Given request ->
Lines that include the word "Time" are the ones to copy.

Source data ->
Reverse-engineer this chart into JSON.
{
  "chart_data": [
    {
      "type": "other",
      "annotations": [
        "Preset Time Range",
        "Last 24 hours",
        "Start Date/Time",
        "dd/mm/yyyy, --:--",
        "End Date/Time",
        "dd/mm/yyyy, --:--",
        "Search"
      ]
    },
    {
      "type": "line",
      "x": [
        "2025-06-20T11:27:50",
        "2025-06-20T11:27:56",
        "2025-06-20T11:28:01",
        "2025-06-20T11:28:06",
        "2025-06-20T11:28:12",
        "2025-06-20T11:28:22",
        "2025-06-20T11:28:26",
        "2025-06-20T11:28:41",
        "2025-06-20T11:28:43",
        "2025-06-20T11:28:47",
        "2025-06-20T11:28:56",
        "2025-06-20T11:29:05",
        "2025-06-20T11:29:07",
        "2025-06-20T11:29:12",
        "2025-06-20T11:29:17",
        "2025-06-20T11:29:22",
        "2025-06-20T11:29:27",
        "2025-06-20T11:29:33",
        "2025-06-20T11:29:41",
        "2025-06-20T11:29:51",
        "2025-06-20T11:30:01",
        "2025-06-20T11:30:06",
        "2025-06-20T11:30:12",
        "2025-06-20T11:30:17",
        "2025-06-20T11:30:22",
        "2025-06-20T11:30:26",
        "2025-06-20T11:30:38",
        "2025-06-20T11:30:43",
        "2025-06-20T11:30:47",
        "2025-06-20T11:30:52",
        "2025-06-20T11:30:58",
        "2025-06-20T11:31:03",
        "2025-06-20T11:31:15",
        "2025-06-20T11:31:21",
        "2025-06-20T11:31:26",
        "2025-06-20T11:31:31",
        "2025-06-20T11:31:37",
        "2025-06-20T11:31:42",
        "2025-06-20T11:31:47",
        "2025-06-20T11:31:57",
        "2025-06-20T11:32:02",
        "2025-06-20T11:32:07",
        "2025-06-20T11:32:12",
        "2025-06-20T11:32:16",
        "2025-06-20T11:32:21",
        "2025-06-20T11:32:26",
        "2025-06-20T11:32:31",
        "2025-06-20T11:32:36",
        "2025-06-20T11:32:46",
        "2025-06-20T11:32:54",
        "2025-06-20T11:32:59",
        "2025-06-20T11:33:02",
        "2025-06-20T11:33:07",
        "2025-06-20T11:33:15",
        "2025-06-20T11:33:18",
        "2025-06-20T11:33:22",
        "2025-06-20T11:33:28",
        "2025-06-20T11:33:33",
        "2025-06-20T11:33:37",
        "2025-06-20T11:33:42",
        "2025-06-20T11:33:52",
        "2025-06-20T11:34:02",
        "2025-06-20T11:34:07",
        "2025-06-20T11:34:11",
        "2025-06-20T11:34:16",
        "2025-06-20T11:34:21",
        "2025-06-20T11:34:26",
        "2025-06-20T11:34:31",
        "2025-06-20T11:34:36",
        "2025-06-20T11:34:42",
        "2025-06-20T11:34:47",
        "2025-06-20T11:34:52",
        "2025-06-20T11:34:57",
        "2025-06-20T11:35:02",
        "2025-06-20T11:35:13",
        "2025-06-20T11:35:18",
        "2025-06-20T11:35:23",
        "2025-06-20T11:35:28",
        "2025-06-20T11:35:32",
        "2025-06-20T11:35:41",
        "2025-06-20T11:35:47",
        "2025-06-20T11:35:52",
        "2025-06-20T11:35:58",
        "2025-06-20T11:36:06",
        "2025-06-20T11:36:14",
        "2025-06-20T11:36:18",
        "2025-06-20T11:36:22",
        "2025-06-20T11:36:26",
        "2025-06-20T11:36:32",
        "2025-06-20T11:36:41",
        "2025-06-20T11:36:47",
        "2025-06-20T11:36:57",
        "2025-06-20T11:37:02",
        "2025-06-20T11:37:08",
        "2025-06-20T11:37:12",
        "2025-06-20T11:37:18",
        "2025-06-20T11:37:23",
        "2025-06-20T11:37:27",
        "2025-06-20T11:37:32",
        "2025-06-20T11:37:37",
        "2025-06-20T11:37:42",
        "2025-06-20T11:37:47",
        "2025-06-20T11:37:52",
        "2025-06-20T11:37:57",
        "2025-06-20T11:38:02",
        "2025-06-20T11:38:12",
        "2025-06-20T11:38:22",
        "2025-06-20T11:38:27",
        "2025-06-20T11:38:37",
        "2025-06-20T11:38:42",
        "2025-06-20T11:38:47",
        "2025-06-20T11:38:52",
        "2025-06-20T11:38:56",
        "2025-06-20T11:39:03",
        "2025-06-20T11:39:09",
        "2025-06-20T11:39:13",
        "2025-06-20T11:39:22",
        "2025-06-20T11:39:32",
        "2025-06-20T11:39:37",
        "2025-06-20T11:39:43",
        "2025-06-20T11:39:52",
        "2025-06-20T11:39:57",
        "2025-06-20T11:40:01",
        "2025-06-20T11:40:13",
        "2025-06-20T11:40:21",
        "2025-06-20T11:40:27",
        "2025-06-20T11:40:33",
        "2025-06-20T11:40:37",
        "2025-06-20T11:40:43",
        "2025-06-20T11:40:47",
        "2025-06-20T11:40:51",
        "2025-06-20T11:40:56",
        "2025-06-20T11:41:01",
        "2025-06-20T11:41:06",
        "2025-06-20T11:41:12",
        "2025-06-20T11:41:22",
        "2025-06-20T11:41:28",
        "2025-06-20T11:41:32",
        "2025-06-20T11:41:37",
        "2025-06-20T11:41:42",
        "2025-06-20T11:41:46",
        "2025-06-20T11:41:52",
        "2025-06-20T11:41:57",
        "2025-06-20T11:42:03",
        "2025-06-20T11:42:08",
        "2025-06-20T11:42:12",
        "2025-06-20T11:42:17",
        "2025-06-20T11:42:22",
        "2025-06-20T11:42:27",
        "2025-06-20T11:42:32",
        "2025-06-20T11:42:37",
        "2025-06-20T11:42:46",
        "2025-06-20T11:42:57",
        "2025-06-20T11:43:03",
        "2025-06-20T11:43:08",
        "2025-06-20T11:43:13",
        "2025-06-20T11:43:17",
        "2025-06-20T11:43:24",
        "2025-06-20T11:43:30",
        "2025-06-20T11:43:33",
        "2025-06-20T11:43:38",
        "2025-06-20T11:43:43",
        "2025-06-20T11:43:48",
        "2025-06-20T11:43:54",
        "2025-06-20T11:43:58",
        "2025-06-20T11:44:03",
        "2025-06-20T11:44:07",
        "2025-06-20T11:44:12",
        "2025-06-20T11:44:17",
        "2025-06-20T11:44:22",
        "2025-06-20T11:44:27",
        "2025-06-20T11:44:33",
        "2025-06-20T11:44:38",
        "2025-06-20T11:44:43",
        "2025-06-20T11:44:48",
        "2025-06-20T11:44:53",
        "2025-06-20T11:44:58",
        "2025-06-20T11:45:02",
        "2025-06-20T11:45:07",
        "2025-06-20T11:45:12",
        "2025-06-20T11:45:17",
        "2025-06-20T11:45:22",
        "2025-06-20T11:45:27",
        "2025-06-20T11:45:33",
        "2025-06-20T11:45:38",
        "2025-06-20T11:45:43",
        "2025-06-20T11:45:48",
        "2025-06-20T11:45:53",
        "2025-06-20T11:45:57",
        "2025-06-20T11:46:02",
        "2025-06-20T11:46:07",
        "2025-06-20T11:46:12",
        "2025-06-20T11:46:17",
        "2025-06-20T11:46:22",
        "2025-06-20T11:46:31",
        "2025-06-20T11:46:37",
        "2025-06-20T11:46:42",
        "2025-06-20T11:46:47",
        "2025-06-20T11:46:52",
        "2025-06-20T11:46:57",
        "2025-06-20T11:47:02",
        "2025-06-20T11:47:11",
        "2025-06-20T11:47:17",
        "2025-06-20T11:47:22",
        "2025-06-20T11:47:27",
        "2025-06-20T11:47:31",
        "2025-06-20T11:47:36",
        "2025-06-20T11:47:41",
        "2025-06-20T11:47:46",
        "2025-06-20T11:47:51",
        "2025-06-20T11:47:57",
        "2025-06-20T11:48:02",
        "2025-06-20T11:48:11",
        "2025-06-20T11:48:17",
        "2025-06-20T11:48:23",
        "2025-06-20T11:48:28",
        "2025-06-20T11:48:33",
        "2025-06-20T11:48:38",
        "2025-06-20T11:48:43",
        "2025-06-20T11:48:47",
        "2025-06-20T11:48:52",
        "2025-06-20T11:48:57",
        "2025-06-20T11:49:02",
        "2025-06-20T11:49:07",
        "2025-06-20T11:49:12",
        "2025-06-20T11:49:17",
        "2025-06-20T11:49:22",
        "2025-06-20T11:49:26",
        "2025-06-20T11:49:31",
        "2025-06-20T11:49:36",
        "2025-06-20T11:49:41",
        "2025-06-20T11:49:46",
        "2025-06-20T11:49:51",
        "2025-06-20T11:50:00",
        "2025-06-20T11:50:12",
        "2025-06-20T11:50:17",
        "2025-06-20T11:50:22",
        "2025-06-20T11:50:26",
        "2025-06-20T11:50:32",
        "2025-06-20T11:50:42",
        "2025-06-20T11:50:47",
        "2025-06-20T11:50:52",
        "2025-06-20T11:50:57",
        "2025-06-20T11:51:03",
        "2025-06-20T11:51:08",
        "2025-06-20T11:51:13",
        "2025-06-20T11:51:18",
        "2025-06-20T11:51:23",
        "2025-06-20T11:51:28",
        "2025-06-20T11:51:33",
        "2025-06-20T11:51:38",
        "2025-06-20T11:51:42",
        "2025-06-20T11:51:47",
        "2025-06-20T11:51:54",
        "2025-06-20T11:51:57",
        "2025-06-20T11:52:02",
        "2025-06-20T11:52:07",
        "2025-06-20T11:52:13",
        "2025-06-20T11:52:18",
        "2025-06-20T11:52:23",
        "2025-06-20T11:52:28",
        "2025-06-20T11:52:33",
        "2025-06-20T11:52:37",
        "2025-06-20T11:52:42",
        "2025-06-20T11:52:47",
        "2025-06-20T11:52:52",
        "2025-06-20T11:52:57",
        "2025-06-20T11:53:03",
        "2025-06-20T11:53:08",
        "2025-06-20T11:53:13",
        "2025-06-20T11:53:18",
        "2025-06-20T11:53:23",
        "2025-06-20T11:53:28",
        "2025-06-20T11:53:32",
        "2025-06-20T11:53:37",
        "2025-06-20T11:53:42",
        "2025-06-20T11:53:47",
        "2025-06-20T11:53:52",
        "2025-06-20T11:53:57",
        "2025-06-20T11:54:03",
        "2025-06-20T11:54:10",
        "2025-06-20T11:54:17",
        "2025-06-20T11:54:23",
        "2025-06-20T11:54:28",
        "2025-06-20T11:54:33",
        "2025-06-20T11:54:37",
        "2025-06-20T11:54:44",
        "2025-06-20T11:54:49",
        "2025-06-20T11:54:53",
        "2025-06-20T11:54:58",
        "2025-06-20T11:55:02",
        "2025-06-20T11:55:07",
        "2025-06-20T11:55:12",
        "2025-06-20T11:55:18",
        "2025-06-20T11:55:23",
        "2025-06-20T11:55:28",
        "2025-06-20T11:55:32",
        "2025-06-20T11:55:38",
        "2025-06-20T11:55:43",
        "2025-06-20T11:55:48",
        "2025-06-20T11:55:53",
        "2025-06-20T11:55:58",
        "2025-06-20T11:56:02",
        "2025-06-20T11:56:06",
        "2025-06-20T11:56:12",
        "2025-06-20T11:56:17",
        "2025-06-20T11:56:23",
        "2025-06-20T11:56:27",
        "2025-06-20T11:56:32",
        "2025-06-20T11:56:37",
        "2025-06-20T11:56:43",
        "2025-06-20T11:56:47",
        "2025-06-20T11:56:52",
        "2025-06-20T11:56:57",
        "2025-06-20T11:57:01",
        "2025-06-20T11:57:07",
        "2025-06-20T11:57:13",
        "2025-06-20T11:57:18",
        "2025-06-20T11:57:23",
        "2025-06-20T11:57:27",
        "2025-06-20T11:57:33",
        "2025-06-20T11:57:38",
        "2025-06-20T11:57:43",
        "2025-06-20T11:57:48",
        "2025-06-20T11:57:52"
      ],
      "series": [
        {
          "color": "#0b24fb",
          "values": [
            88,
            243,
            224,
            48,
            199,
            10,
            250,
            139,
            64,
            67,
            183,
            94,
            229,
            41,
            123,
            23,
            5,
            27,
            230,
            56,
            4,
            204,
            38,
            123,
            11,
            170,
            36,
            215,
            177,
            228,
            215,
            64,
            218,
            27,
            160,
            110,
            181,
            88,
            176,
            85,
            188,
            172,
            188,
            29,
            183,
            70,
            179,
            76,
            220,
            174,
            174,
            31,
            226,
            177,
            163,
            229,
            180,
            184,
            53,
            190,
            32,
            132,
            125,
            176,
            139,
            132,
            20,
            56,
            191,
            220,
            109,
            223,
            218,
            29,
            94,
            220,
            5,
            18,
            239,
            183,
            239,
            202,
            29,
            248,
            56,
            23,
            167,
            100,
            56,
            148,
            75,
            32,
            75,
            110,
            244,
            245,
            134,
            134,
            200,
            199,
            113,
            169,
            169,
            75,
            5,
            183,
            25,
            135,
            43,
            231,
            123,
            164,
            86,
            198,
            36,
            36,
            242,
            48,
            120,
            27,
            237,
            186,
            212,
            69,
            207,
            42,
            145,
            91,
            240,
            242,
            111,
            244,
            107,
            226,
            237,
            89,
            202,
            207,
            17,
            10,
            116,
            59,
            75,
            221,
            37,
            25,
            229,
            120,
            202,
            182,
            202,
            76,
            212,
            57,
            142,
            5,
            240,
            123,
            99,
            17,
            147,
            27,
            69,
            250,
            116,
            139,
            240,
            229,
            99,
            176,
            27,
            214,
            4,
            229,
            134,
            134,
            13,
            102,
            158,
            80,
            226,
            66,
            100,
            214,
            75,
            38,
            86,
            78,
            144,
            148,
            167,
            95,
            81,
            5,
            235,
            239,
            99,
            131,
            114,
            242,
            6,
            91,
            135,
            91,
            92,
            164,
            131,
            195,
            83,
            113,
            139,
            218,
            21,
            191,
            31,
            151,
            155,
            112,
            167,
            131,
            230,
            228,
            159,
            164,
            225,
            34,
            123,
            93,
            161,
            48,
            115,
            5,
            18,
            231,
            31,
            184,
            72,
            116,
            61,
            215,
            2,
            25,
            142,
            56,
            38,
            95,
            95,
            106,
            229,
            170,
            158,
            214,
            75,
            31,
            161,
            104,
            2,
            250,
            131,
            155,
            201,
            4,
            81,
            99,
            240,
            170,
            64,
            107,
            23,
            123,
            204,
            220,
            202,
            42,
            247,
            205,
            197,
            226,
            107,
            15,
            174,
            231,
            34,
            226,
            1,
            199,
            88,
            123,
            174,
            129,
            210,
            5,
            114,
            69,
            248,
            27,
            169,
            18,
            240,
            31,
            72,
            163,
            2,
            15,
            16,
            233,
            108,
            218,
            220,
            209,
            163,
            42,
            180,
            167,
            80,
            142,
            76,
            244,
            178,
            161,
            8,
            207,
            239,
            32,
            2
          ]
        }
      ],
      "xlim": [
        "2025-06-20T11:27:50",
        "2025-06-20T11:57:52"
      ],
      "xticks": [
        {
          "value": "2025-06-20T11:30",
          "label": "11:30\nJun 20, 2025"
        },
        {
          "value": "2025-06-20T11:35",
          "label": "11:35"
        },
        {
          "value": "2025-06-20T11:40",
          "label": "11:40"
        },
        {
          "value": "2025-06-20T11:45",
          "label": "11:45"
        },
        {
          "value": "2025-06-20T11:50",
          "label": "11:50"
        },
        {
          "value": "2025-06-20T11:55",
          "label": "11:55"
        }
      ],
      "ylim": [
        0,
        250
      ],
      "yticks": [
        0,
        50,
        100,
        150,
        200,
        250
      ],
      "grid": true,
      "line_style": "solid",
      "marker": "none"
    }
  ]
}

Solution for this problem ->
        "Preset Time Range",
        "Start Date/Time",
        "End Date/Time",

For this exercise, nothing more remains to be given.